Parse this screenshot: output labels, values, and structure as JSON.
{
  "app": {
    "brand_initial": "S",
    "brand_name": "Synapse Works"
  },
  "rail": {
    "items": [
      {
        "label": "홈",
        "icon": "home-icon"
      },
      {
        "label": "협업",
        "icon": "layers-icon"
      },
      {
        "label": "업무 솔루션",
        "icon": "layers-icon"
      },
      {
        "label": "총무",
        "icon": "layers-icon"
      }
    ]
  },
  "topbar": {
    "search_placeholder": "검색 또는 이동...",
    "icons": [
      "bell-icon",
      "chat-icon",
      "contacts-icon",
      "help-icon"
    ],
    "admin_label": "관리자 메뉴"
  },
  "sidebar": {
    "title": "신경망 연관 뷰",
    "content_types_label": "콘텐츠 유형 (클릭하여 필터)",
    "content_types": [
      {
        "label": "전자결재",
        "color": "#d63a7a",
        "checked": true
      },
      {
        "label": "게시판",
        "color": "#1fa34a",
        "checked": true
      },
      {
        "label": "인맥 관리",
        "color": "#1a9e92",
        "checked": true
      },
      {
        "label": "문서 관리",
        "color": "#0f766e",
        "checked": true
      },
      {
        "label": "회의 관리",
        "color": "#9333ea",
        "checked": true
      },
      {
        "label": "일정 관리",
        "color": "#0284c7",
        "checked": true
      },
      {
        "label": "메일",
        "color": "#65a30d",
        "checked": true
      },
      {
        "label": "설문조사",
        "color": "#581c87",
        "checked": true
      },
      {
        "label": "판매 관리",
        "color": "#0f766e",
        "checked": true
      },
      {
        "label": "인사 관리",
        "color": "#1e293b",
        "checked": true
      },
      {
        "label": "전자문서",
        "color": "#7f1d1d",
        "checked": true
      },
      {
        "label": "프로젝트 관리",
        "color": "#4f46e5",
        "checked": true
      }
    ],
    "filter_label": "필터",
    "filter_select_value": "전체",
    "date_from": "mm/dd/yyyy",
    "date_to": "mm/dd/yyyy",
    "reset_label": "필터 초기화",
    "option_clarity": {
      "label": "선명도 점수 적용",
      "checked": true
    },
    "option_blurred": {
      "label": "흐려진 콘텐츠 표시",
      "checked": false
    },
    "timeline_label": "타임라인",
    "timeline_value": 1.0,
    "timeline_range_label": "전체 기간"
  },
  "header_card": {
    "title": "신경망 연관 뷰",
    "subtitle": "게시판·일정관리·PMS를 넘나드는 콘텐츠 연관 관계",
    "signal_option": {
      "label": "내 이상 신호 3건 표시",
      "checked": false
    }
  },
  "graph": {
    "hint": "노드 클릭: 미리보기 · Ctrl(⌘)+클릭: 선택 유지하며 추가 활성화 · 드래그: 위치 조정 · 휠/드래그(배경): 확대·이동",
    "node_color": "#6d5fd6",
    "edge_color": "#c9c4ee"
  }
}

· · ·

WHAT THE TASK REQUIRES —
Identify the lines that contain the string "yyyy", and copy every one of them.

SOLUTION FOR THIS EXERCISE —
    "date_from": "mm/dd/yyyy",
    "date_to": "mm/dd/yyyy",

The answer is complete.